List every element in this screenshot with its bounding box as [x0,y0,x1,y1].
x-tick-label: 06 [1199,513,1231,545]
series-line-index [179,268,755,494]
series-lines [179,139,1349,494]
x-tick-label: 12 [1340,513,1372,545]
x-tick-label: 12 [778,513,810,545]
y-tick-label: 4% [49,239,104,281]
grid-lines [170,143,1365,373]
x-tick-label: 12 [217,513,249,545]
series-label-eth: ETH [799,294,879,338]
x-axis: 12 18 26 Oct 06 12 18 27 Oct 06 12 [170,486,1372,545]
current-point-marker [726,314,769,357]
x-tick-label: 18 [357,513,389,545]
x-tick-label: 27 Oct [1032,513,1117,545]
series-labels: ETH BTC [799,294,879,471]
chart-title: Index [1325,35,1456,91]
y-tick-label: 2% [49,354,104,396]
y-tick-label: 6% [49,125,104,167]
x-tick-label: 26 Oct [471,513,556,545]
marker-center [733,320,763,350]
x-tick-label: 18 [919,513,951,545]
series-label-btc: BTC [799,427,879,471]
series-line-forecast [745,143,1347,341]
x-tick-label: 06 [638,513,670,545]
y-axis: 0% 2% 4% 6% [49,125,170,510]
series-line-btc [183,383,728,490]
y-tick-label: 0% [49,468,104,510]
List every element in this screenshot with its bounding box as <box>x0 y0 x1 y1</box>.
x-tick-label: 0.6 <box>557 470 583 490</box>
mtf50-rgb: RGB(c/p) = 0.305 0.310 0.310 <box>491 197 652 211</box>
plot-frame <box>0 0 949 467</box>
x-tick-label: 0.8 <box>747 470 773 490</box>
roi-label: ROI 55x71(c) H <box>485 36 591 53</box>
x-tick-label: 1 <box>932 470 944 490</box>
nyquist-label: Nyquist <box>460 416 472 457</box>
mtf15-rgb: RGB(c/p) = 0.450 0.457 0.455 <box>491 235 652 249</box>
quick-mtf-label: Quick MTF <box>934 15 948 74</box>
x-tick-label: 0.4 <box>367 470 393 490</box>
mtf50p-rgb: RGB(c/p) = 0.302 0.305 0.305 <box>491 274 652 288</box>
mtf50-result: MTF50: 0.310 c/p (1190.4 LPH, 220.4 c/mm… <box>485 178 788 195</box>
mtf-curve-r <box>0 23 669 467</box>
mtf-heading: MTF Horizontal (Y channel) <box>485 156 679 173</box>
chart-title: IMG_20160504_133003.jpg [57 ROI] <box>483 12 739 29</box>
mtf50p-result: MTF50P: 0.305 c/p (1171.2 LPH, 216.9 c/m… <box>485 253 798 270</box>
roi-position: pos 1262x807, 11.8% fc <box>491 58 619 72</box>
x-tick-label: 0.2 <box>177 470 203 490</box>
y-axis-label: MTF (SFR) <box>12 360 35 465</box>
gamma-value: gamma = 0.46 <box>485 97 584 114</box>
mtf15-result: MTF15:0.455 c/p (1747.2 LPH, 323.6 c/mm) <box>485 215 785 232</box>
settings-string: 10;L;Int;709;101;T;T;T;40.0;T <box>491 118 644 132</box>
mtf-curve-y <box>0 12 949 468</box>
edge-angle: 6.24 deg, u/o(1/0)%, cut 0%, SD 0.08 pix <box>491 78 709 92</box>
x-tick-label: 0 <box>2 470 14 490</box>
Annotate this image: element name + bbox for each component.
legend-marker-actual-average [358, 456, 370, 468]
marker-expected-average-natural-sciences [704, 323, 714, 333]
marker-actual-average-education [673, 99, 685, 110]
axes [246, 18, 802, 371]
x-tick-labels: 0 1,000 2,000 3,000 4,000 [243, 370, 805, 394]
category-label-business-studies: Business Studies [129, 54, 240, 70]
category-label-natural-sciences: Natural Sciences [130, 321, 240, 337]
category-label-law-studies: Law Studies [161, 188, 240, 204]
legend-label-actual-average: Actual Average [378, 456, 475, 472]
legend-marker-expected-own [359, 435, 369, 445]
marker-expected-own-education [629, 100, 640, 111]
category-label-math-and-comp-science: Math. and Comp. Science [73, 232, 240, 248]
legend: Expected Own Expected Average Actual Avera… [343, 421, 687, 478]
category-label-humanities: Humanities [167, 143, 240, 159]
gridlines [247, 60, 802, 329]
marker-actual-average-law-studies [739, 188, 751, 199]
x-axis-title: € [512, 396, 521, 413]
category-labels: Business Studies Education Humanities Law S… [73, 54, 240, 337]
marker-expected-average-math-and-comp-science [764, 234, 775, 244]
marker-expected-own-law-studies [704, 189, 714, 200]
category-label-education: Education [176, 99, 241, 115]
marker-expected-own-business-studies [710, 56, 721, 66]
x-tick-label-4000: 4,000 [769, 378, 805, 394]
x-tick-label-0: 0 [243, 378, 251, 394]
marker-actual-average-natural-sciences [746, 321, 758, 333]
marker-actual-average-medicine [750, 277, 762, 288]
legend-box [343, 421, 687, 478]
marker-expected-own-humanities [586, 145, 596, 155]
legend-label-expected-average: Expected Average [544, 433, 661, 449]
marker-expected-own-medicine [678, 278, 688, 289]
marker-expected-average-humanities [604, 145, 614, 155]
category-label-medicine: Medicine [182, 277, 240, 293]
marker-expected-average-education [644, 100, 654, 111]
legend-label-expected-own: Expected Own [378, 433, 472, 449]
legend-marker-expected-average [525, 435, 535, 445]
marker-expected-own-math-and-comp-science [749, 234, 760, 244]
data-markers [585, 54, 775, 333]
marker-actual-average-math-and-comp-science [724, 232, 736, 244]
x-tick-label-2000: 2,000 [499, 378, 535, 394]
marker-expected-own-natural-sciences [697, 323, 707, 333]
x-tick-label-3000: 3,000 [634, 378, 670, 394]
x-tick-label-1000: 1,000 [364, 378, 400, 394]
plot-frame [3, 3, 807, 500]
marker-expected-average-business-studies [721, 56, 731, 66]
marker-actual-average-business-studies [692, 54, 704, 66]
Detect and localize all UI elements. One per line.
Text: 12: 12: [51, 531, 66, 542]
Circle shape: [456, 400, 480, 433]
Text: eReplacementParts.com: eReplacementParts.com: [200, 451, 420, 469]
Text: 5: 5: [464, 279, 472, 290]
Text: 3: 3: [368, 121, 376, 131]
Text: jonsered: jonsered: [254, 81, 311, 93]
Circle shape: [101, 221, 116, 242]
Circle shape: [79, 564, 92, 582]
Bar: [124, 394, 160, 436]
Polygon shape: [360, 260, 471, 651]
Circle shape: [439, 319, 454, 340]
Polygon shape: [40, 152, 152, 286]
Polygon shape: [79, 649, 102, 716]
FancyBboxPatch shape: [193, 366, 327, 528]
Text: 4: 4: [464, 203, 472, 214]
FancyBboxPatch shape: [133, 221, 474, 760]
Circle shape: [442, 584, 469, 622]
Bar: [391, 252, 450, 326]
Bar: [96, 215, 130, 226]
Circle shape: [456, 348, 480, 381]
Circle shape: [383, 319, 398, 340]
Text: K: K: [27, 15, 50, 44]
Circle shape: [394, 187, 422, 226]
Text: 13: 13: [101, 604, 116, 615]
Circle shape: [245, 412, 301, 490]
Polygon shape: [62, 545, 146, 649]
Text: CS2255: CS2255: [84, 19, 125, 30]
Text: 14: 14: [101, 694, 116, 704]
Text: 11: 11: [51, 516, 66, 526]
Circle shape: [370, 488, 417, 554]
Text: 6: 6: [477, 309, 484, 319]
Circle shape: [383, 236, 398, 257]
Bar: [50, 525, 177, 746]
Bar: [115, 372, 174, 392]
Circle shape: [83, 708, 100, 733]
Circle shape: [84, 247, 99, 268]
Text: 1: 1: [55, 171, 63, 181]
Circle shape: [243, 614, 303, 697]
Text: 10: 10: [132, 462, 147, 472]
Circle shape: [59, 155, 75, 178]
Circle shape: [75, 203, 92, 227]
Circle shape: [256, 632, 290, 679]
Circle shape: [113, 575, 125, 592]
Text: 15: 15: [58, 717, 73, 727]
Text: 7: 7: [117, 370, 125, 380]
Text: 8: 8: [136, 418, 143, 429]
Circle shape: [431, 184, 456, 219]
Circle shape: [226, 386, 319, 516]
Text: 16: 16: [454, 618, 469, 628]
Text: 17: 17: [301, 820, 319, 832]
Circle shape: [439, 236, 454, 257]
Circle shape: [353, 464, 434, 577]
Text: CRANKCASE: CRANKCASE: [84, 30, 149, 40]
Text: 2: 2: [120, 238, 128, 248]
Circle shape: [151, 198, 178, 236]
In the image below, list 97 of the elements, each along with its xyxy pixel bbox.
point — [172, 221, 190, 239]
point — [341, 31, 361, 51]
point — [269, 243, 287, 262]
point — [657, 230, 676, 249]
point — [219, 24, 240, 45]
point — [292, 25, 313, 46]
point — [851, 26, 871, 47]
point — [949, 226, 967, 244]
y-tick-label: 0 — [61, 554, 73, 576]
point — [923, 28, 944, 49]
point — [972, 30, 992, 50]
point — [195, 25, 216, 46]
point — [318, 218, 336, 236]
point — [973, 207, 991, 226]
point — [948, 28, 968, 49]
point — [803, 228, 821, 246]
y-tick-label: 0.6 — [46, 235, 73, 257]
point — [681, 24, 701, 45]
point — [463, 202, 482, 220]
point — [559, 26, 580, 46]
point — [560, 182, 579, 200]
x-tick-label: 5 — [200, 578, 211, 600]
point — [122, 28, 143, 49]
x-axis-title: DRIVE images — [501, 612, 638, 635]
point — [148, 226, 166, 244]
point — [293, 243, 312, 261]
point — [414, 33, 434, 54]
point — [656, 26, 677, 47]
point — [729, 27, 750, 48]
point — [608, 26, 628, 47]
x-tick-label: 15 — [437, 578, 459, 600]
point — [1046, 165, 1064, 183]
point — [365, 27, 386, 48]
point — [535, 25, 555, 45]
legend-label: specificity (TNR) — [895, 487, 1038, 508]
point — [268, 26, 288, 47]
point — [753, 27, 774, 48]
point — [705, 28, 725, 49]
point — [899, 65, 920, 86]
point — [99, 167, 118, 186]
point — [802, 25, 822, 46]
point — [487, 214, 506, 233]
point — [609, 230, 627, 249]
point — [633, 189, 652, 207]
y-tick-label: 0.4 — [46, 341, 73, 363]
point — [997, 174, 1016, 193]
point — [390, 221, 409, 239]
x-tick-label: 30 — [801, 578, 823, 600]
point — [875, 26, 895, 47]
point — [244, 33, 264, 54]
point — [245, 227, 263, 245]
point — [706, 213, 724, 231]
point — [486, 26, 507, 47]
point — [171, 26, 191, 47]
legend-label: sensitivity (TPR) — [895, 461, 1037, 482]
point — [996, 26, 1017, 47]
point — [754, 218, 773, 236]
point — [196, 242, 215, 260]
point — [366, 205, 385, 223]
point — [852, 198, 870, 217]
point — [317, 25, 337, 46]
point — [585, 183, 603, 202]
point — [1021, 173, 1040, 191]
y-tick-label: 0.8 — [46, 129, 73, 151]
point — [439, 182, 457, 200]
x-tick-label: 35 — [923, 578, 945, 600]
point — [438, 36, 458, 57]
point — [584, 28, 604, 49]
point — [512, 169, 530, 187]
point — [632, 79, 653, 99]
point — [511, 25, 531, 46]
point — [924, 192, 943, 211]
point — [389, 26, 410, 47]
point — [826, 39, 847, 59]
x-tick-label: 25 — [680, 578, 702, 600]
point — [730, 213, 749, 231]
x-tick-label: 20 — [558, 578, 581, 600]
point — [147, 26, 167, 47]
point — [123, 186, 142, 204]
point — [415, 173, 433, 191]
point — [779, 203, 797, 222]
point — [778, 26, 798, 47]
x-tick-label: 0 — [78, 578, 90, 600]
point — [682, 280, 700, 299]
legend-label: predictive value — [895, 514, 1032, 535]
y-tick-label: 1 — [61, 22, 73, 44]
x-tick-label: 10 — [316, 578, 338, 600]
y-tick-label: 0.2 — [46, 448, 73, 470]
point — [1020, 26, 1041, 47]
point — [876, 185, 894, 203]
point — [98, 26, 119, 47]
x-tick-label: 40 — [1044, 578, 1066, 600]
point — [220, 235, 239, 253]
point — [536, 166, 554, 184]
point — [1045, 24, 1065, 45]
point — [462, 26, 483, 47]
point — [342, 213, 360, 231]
==============================
Short task —
Please reproduce the records word for word, from the very start down through the line containing "x-tick-label: 1 <box>932 470 944 490</box>", and stop after that line.

Exercise result —
List every element in this screenshot with its bounding box as [x0,y0,x1,y1].
x-tick-label: 06 [1199,513,1231,545]
series-line-index [179,268,755,494]
series-lines [179,139,1349,494]
x-tick-label: 12 [1340,513,1372,545]
x-tick-label: 12 [778,513,810,545]
y-tick-label: 4% [49,239,104,281]
grid-lines [170,143,1365,373]
x-tick-label: 12 [217,513,249,545]
series-label-eth: ETH [799,294,879,338]
x-axis: 12 18 26 Oct 06 12 18 27 Oct 06 12 [170,486,1372,545]
current-point-marker [726,314,769,357]
x-tick-label: 18 [357,513,389,545]
x-tick-label: 27 Oct [1032,513,1117,545]
series-labels: ETH BTC [799,294,879,471]
chart-title: Index [1325,35,1456,91]
y-tick-label: 2% [49,354,104,396]
y-tick-label: 6% [49,125,104,167]
x-tick-label: 26 Oct [471,513,556,545]
marker-center [733,320,763,350]
x-tick-label: 18 [919,513,951,545]
series-label-btc: BTC [799,427,879,471]
series-line-forecast [745,143,1347,341]
x-tick-label: 06 [638,513,670,545]
y-axis: 0% 2% 4% 6% [49,125,170,510]
series-line-btc [183,383,728,490]
y-tick-label: 0% [49,468,104,510]
List every element in this screenshot with its bounding box as <box>x0 y0 x1 y1</box>.
x-tick-label: 0.6 <box>557 470 583 490</box>
mtf50-rgb: RGB(c/p) = 0.305 0.310 0.310 <box>491 197 652 211</box>
plot-frame <box>0 0 949 467</box>
x-tick-label: 0.8 <box>747 470 773 490</box>
roi-label: ROI 55x71(c) H <box>485 36 591 53</box>
x-tick-label: 1 <box>932 470 944 490</box>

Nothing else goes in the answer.